-- start of Provided data --
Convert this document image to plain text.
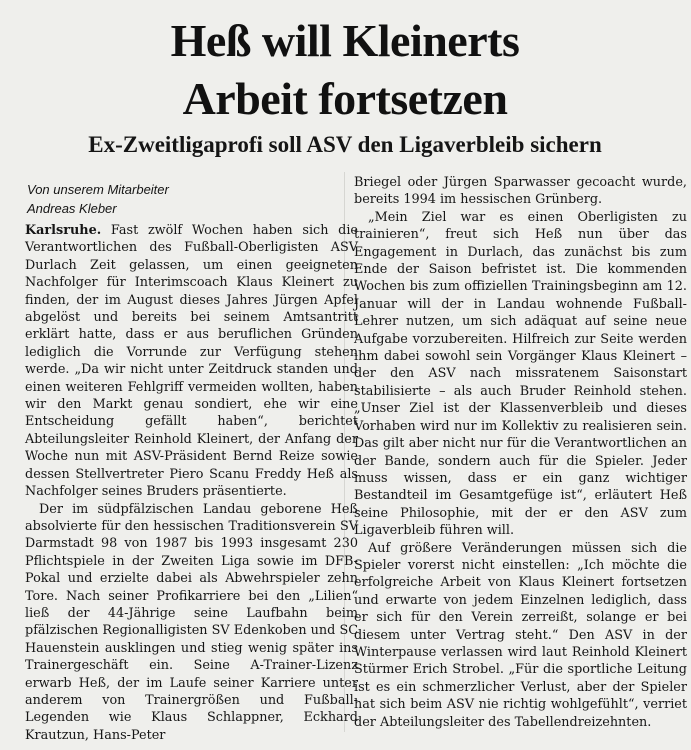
Heß will Kleinerts
Arbeit fortsetzen
Ex-Zweitligaprofi soll ASV den Ligaverbleib sichern
Von unserem Mitarbeiter
Andreas Kleber

Karlsruhe. Fast zwölf Wochen haben sich die Verantwortlichen des Fußball-Oberligisten ASV Durlach Zeit gelassen, um einen geeigneten Nachfolger für Interimscoach Klaus Kleinert zu finden, der im August dieses Jahres Jürgen Apfel abgelöst und bereits bei seinem Amtsantritt erklärt hatte, dass er aus beruflichen Gründen lediglich die Vorrunde zur Verfügung stehen werde. „Da wir nicht unter Zeitdruck standen und einen weiteren Fehlgriff vermeiden wollten, haben wir den Markt genau sondiert, ehe wir eine Entscheidung gefällt haben“, berichtet Abteilungsleiter Reinhold Kleinert, der Anfang der Woche nun mit ASV-Präsident Bernd Reize sowie dessen Stellvertreter Piero Scanu Freddy Heß als Nachfolger seines Bruders präsentierte.

Der im südpfälzischen Landau geborene Heß absolvierte für den hessischen Traditionsverein SV Darmstadt 98 von 1987 bis 1993 insgesamt 230 Pflichtspiele in der Zweiten Liga sowie im DFB-Pokal und erzielte dabei als Abwehrspieler zehn Tore. Nach seiner Profikarriere bei den „Lilien“ ließ der 44-Jährige seine Laufbahn beim pfälzischen Regionalligisten SV Edenkoben und SC Hauenstein ausklingen und stieg wenig später ins Trainergeschäft ein. Seine A-Trainer-Lizenz erwarb Heß, der im Laufe seiner Karriere unter anderem von Trainergrößen und Fußball-Legenden wie Klaus Schlappner, Eckhard Krautzun, Hans-Peter

Briegel oder Jürgen Sparwasser gecoacht wurde, bereits 1994 im hessischen Grünberg.

„Mein Ziel war es einen Oberligisten zu trainieren“, freut sich Heß nun über das Engagement in Durlach, das zunächst bis zum Ende der Saison befristet ist. Die kommenden Wochen bis zum offiziellen Trainingsbeginn am 12. Januar will der in Landau wohnende Fußball-Lehrer nutzen, um sich adäquat auf seine neue Aufgabe vorzubereiten. Hilfreich zur Seite werden ihm dabei sowohl sein Vorgänger Klaus Kleinert – der den ASV nach missratenem Saisonstart stabilisierte – als auch Bruder Reinhold stehen. „Unser Ziel ist der Klassenverbleib und dieses Vorhaben wird nur im Kollektiv zu realisieren sein. Das gilt aber nicht nur für die Verantwortlichen an der Bande, sondern auch für die Spieler. Jeder muss wissen, dass er ein ganz wichtiger Bestandteil im Gesamtgefüge ist“, erläutert Heß seine Philosophie, mit der er den ASV zum Ligaverbleib führen will.

Auf größere Veränderungen müssen sich die Spieler vorerst nicht einstellen: „Ich möchte die erfolgreiche Arbeit von Klaus Kleinert fortsetzen und erwarte von jedem Einzelnen lediglich, dass er sich für den Verein zerreißt, solange er bei diesem unter Vertrag steht.“ Den ASV in der Winterpause verlassen wird laut Reinhold Kleinert Stürmer Erich Strobel. „Für die sportliche Leitung ist es ein schmerzlicher Verlust, aber der Spieler hat sich beim ASV nie richtig wohlgefühlt“, verriet der Abteilungsleiter des Tabellendreizehnten.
-- end of Provided data --
» **Your goal**
Check the data for the word "Jürgen" and pull out the lines that have it.

» **Solved exercise**
Karlsruhe. Fast zwölf Wochen haben sich die Verantwortlichen des Fußball-Oberligisten ASV Durlach Zeit gelassen, um einen geeigneten Nachfolger für Interimscoach Klaus Kleinert zu finden, der im August dieses Jahres Jürgen Apfel abgelöst und bereits bei seinem Amtsantritt erklärt hatte, dass er aus beruflichen Gründen lediglich die Vorrunde zur Verfügung stehen werde. „Da wir nicht unter Zeitdruck standen und einen weiteren Fehlgriff vermeiden wollten, haben wir den Markt genau sondiert, ehe wir eine Entscheidung gefällt haben“, berichtet Abteilungsleiter Reinhold Kleinert, der Anfang der Woche nun mit ASV-Präsident Bernd Reize sowie dessen Stellvertreter Piero Scanu Freddy Heß als Nachfolger seines Bruders präsentierte.
Briegel oder Jürgen Sparwasser gecoacht wurde, bereits 1994 im hessischen Grünberg.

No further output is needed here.